**WHAT IS ASKED**:
**A.** According to the text on the title Wāli, who chooses the wāli of each Algerian province?
**B.** Write the next part of the text on the title Wāli, picking up after its last sentence.

**PASSAGE TO READ**:

Wāli, Wā'lī or vali (from  Wālī) is an administrative title that was used in the Muslim World (including the Caliphate and Ottoman Empire) to designate governors of administrative divisions. It is still in use in some countries influenced by Arab or Muslim culture. The division that a Wāli governs is called Wilayah, or in the case of Ottoman Turkey, "Vilayet".

The title currently also refers to the ceremonial head of the Bangsamoro, a Muslim-majority autonomous region of the Philippines.

Algerian term 
In Algeria, a wāli is the "governor" and administrative head of each of the 58 provinces of the country, and is chosen by the president.

Iranian term 

In Iran the term is known as Vāli and refers to the governor-general or local lord of an important province. During the Safavid reign 1501-1722 the former rulers of the then subordinated provinces of the Georgian Kartli and Kakheti kingdom, the Kurdish emirate of Ardalan, the chiefs of Lorestān Province and of Khuzestan Province in western Iran were regarded as hereditary governor-generals titled Vāli equal to the Beylerbeylik (Safavid Persia). These "lords of the marches" should protect Iran's western borders against foreign powers. During the Qajar rule 1785-1925 the kingdom of Georgia was lost to Russia and the hereditary lords were replaced by officials of the central power. Mainly these officials came from the group of imperial princes and royal notables and were made Vāli of important provinces. For example, the crown prince bore traditionally the title of Vāli of Azerbaijan (Iran).

**DATA**:
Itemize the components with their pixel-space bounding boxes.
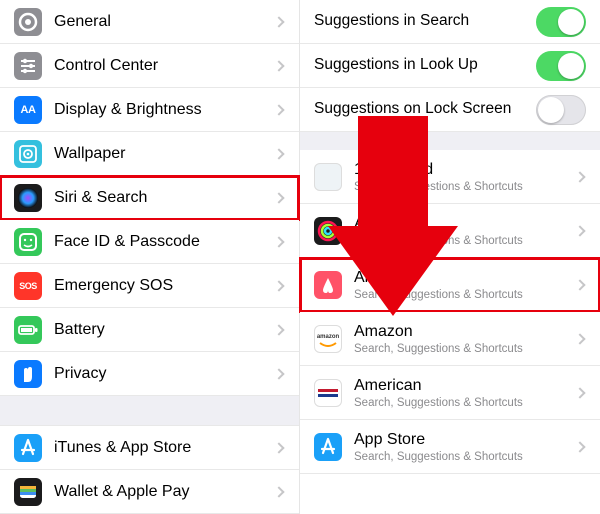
chevron-right-icon [273, 280, 284, 291]
row-label: Battery [54, 320, 275, 339]
chevron-right-icon [273, 148, 284, 159]
row-label: Face ID & Passcode [54, 232, 275, 251]
row-label: iTunes & App Store [54, 438, 275, 457]
chevron-right-icon [574, 441, 585, 452]
left-panel: General Control Center AA Display & Brig… [0, 0, 300, 514]
app-row-american[interactable]: American Search, Suggestions & Shortcuts [300, 366, 600, 420]
toggle-row-suggestions-on-lock-screen[interactable]: Suggestions on Lock Screen [300, 88, 600, 132]
app-sub: Search, Suggestions & Shortcuts [354, 181, 576, 193]
appstore-icon [314, 433, 342, 461]
app-sub: Search, Suggestions & Shortcuts [354, 397, 576, 409]
app-name: App Store [354, 430, 576, 449]
row-label: Display & Brightness [54, 100, 275, 119]
chevron-right-icon [574, 333, 585, 344]
app-name: Amazon [354, 322, 576, 341]
chevron-right-icon [574, 171, 585, 182]
sliders-icon [14, 52, 42, 80]
toggle-label: Suggestions in Look Up [314, 56, 536, 75]
app-sub: Search, Suggestions & Shortcuts [354, 343, 576, 355]
password-icon [314, 163, 342, 191]
toggle-label: Suggestions in Search [314, 12, 536, 31]
amazon-icon: amazon [314, 325, 342, 353]
app-row-activity[interactable]: Activity Search, Suggestions & Shortcuts [300, 204, 600, 258]
section-spacer [300, 132, 600, 150]
app-name: 1Password [354, 160, 576, 179]
app-sub: Search, Suggestions & Shortcuts [354, 451, 576, 463]
settings-row-siri-search[interactable]: Siri & Search [0, 176, 299, 220]
row-label: Siri & Search [54, 188, 275, 207]
row-label: Privacy [54, 364, 275, 383]
chevron-right-icon [273, 16, 284, 27]
toggle-switch[interactable] [536, 7, 586, 37]
settings-row-wallet-apple-pay[interactable]: Wallet & Apple Pay [0, 470, 299, 514]
hand-icon [14, 360, 42, 388]
row-label: Wallpaper [54, 144, 275, 163]
settings-row-control-center[interactable]: Control Center [0, 44, 299, 88]
SOS-icon: SOS [14, 272, 42, 300]
chevron-right-icon [574, 225, 585, 236]
settings-row-wallpaper[interactable]: Wallpaper [0, 132, 299, 176]
face-icon [14, 228, 42, 256]
app-name: Activity [354, 214, 576, 233]
chevron-right-icon [273, 368, 284, 379]
toggle-label: Suggestions on Lock Screen [314, 100, 536, 119]
chevron-right-icon [273, 442, 284, 453]
activity-icon [314, 217, 342, 245]
wallpaper-icon [14, 140, 42, 168]
row-label: Wallet & Apple Pay [54, 482, 275, 501]
battery-icon [14, 316, 42, 344]
chevron-right-icon [273, 486, 284, 497]
american-icon [314, 379, 342, 407]
section-spacer [0, 396, 299, 426]
airbnb-icon [314, 271, 342, 299]
wallet-icon [14, 478, 42, 506]
settings-row-privacy[interactable]: Privacy [0, 352, 299, 396]
app-row-appstore[interactable]: App Store Search, Suggestions & Shortcut… [300, 420, 600, 474]
chevron-right-icon [273, 324, 284, 335]
app-sub: Search, Suggestions & Shortcuts [354, 289, 576, 301]
chevron-right-icon [273, 192, 284, 203]
settings-row-display-brightness[interactable]: AA Display & Brightness [0, 88, 299, 132]
toggle-switch[interactable] [536, 51, 586, 81]
app-row-amazon[interactable]: amazon Amazon Search, Suggestions & Shor… [300, 312, 600, 366]
app-row-airbnb[interactable]: Airbnb Search, Suggestions & Shortcuts [300, 258, 600, 312]
row-label: Emergency SOS [54, 276, 275, 295]
chevron-right-icon [574, 279, 585, 290]
settings-row-general[interactable]: General [0, 0, 299, 44]
app-row-password[interactable]: 1Password Search, Suggestions & Shortcut… [300, 150, 600, 204]
toggle-row-suggestions-in-look-up[interactable]: Suggestions in Look Up [300, 44, 600, 88]
app-name: American [354, 376, 576, 395]
chevron-right-icon [273, 236, 284, 247]
siri-icon [14, 184, 42, 212]
gear-icon [14, 8, 42, 36]
row-label: General [54, 12, 275, 31]
row-label: Control Center [54, 56, 275, 75]
right-panel: Suggestions in Search Suggestions in Loo… [300, 0, 600, 514]
toggle-row-suggestions-in-search[interactable]: Suggestions in Search [300, 0, 600, 44]
app-name: Airbnb [354, 268, 576, 287]
chevron-right-icon [273, 104, 284, 115]
toggle-switch[interactable] [536, 95, 586, 125]
settings-row-emergency-sos[interactable]: SOS Emergency SOS [0, 264, 299, 308]
settings-row-battery[interactable]: Battery [0, 308, 299, 352]
settings-row-itunes-app-store[interactable]: iTunes & App Store [0, 426, 299, 470]
AA-icon: AA [14, 96, 42, 124]
app-sub: Search, Suggestions & Shortcuts [354, 235, 576, 247]
appstore-icon [14, 434, 42, 462]
chevron-right-icon [574, 387, 585, 398]
svg-text:amazon: amazon [317, 334, 340, 340]
settings-row-face-id-passcode[interactable]: Face ID & Passcode [0, 220, 299, 264]
chevron-right-icon [273, 60, 284, 71]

**ANSWER LIST**:
**A.** The president chooses the wāli of each Algerian province.

**B.**
Ottoman Empire term 
"Vali" (translated as "gouverneur-général" in French, such as in the Ottoman constitution) was the title in the Ottoman Empire of the most common type of Ottoman governor, in charge of a vilayet (in Ottoman Turkish), often a military officer such as a pasha; see Subdivisions of the Ottoman Empire. The form used in some parts of the empire was Wali.

Omani Sultanate term 
The Sultanate of Oman, when it ruled Mombasa, Kenya, appointed a wali for the city known locally as LiWali. The term is still used today to denote settlements of Oman, such as the Wilayat Madha, a settlement which intersects the road between Madam in Sharjah and Hatta in Dubai in the United Arab Emirates (UAE). Many Rulers of the Trucial States (also called Trucial Oman in the past) appointed walis to look after towns on their behalf, including employing slaves for that purpose.

Moroccan term 
Since 1997 regionalisation reform, a Wāli is the governor of one of the twelve regions of Morocco.

Pakistani term 
In Pakistan, the rulers of the former princely state of Swat were given the title of Wali.

Philippine term 

In the Philippines, the term Wa'lī is the name for the titular head of Bangsamoro Autonomous Region in Muslim Mindanao, an autonomous region in the large southern island of Mindanao.  The Wa'lī have ceremonial functions and powers such as moral guardianship of the territory and convocation and dissolution of its parliament.

Tunisian term 
In Tunisia, a wāli is the "governor" and administrative head of each of the 24 provinces of the country, and is chosen by the president.

Turkish term 
In Turkey a Vali is a provincial governor of one of the 81 Turkish provinces. He is nominated by the interior minister and appointed by the president. A Vali supervises the functioning of the state functions such as security and maintenance and oversees also the elected provincial and municipal councils. During the OHAL State of emergency from 1987 to 2002, there existed a so called Super Vali who oversaw the Valis of up to 13 provinces in southeast Anatolia.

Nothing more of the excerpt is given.